**Description of the task:**
Quote every line of the material beneath this one.

**Information given:**
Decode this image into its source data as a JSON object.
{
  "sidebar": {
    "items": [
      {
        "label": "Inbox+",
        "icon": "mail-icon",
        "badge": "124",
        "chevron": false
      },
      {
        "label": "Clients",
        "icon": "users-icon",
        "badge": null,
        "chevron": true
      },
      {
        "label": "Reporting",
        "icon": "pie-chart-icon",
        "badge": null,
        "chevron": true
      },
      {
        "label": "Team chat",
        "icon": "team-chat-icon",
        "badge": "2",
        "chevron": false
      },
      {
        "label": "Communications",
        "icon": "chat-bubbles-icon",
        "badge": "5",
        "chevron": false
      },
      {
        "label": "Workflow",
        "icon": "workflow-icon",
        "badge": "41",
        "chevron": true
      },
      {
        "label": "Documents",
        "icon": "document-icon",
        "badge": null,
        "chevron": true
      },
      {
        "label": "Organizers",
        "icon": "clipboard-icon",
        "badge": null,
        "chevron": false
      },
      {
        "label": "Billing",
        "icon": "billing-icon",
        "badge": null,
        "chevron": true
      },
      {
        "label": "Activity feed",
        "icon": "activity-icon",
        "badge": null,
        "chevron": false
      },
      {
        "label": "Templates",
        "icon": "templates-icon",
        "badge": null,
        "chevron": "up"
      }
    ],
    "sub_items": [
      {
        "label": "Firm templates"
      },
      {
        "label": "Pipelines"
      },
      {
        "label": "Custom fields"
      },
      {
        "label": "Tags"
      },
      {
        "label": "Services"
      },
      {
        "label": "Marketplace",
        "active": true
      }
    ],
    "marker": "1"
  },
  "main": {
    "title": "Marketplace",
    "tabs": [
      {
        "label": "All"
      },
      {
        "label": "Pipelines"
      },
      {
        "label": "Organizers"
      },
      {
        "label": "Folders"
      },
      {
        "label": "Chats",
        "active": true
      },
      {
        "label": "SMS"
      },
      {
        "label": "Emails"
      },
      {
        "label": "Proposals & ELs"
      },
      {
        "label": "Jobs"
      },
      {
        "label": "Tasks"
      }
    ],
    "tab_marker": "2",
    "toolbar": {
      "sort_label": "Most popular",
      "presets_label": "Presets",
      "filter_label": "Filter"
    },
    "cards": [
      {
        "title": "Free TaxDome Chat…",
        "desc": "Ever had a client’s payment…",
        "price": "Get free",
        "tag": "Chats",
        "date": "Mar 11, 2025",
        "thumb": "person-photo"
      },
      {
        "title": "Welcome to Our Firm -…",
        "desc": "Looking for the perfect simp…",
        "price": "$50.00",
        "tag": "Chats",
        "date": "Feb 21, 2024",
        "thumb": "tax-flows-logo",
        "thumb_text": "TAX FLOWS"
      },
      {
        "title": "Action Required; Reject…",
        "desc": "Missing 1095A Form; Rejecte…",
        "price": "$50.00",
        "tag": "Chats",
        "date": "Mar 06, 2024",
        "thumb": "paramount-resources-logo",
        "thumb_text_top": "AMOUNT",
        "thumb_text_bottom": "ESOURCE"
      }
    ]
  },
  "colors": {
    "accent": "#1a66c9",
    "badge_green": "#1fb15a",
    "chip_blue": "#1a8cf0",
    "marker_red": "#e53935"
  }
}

**Correct answer:**
Decode this image into its source data as a JSON object.
{
  "sidebar": {
    "items": [
      {
        "label": "Inbox+",
        "icon": "mail-icon",
        "badge": "124",
        "chevron": false
      },
      {
        "label": "Clients",
        "icon": "users-icon",
        "badge": null,
        "chevron": true
      },
      {
        "label": "Reporting",
        "icon": "pie-chart-icon",
        "badge": null,
        "chevron": true
      },
      {
        "label": "Team chat",
        "icon": "team-chat-icon",
        "badge": "2",
        "chevron": false
      },
      {
        "label": "Communications",
        "icon": "chat-bubbles-icon",
        "badge": "5",
        "chevron": false
      },
      {
        "label": "Workflow",
        "icon": "workflow-icon",
        "badge": "41",
        "chevron": true
      },
      {
        "label": "Documents",
        "icon": "document-icon",
        "badge": null,
        "chevron": true
      },
      {
        "label": "Organizers",
        "icon": "clipboard-icon",
        "badge": null,
        "chevron": false
      },
      {
        "label": "Billing",
        "icon": "billing-icon",
        "badge": null,
        "chevron": true
      },
      {
        "label": "Activity feed",
        "icon": "activity-icon",
        "badge": null,
        "chevron": false
      },
      {
        "label": "Templates",
        "icon": "templates-icon",
        "badge": null,
        "chevron": "up"
      }
    ],
    "sub_items": [
      {
        "label": "Firm templates"
      },
      {
        "label": "Pipelines"
      },
      {
        "label": "Custom fields"
      },
      {
        "label": "Tags"
      },
      {
        "label": "Services"
      },
      {
        "label": "Marketplace",
        "active": true
      }
    ],
    "marker": "1"
  },
  "main": {
    "title": "Marketplace",
    "tabs": [
      {
        "label": "All"
      },
      {
        "label": "Pipelines"
      },
      {
        "label": "Organizers"
      },
      {
        "label": "Folders"
      },
      {
        "label": "Chats",
        "active": true
      },
      {
        "label": "SMS"
      },
      {
        "label": "Emails"
      },
      {
        "label": "Proposals & ELs"
      },
      {
        "label": "Jobs"
      },
      {
        "label": "Tasks"
      }
    ],
    "tab_marker": "2",
    "toolbar": {
      "sort_label": "Most popular",
      "presets_label": "Presets",
      "filter_label": "Filter"
    },
    "cards": [
      {
        "title": "Free TaxDome Chat…",
        "desc": "Ever had a client’s payment…",
        "price": "Get free",
        "tag": "Chats",
        "date": "Mar 11, 2025",
        "thumb": "person-photo"
      },
      {
        "title": "Welcome to Our Firm -…",
        "desc": "Looking for the perfect simp…",
        "price": "$50.00",
        "tag": "Chats",
        "date": "Feb 21, 2024",
        "thumb": "tax-flows-logo",
        "thumb_text": "TAX FLOWS"
      },
      {
        "title": "Action Required; Reject…",
        "desc": "Missing 1095A Form; Rejecte…",
        "price": "$50.00",
        "tag": "Chats",
        "date": "Mar 06, 2024",
        "thumb": "paramount-resources-logo",
        "thumb_text_top": "AMOUNT",
        "thumb_text_bottom": "ESOURCE"
      }
    ]
  },
  "colors": {
    "accent": "#1a66c9",
    "badge_green": "#1fb15a",
    "chip_blue": "#1a8cf0",
    "marker_red": "#e53935"
  }
}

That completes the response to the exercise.